Exercise objective:
Within the material below, find each line bearing the word "ylabel" and present it.

## Start Data for this exercise

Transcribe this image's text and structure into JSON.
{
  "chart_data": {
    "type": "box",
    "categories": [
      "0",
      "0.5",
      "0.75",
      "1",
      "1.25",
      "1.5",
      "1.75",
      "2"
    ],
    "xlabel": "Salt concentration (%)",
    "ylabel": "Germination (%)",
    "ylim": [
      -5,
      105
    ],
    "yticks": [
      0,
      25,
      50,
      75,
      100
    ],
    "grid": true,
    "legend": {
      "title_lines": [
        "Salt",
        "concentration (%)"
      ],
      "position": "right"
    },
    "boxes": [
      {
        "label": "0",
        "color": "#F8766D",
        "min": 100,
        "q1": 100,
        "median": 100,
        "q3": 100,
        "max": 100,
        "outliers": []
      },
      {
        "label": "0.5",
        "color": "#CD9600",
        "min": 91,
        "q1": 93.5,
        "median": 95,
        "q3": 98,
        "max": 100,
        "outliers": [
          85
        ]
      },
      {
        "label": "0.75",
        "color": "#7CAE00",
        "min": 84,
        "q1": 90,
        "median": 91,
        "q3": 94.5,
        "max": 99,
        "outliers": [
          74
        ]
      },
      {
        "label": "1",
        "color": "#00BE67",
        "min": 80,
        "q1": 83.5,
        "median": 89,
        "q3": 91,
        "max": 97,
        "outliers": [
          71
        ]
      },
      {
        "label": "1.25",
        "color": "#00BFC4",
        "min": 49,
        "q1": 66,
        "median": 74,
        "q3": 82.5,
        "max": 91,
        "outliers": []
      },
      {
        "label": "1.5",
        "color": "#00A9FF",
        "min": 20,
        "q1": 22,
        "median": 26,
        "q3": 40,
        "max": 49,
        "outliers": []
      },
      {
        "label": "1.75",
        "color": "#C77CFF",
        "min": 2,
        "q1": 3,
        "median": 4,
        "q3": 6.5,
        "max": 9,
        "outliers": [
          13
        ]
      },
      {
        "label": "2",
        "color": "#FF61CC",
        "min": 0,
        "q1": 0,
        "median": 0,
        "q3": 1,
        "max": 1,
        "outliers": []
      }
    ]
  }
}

## End Data for this exercise
## Start Data for this exercise

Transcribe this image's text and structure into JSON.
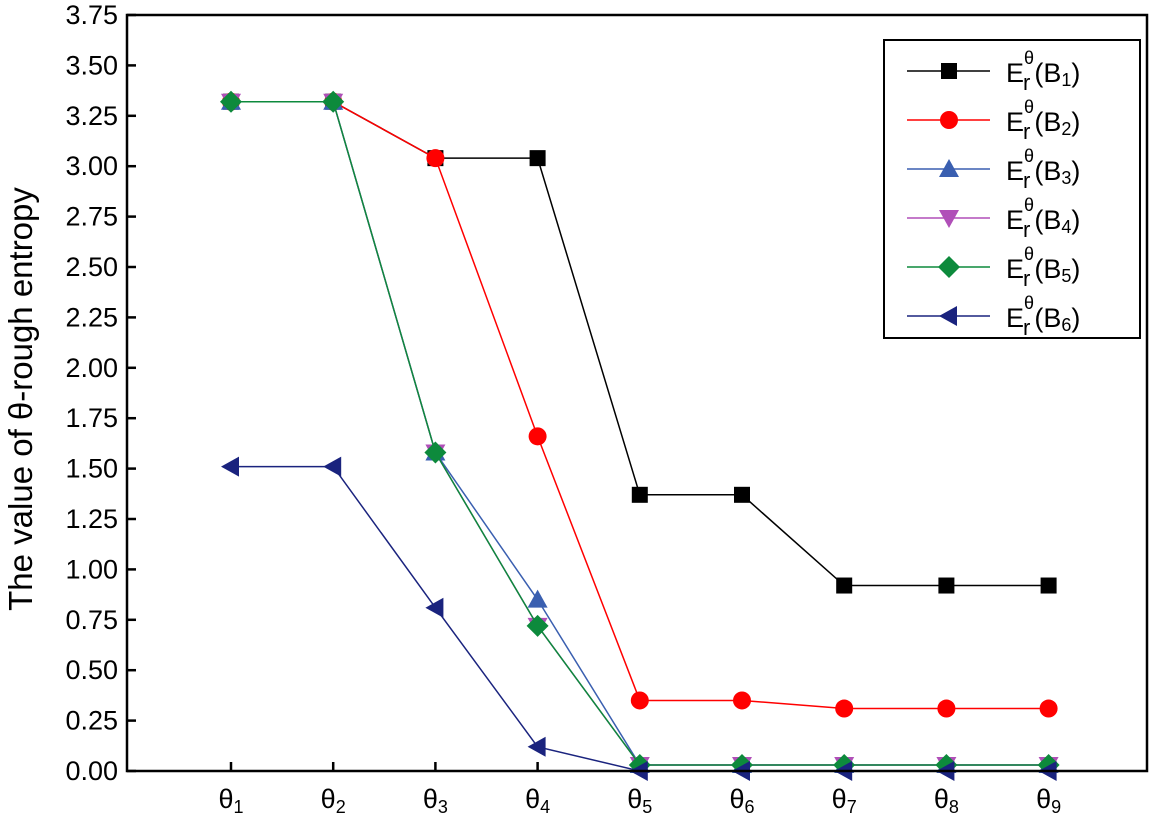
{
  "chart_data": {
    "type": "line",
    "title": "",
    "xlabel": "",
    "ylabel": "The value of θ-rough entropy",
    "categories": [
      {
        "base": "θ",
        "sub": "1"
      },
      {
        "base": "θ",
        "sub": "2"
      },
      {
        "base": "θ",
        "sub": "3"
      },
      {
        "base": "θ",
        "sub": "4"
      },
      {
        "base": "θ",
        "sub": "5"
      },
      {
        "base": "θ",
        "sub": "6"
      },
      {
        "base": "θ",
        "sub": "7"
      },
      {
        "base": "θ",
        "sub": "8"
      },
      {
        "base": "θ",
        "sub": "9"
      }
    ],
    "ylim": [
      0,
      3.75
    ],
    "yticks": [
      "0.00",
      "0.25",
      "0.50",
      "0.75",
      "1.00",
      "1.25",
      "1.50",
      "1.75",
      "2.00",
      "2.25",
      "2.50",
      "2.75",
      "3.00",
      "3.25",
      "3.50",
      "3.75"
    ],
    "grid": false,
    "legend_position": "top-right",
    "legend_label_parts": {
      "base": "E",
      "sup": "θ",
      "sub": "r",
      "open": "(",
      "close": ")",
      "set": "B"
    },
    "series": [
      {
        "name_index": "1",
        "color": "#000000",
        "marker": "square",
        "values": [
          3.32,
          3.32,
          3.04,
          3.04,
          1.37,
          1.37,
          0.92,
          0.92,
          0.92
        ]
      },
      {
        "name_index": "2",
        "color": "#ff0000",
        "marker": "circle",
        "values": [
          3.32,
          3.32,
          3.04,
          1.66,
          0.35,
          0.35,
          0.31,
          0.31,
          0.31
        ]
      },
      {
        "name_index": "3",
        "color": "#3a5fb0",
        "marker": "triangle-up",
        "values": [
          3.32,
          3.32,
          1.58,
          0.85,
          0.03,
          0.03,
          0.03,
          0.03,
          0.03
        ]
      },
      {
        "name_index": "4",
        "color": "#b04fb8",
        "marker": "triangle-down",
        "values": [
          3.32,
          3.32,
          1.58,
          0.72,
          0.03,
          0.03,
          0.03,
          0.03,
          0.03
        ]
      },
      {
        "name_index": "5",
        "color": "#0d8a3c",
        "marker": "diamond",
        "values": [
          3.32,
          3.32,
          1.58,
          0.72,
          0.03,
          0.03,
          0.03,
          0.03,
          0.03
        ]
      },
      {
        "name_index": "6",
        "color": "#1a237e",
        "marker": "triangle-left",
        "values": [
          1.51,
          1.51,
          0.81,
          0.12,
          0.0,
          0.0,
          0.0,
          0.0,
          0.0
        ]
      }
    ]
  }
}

## End Data for this exercise

The result:
    "ylabel": "Germination (%)",
    "ylabel": "The value of θ-rough entropy",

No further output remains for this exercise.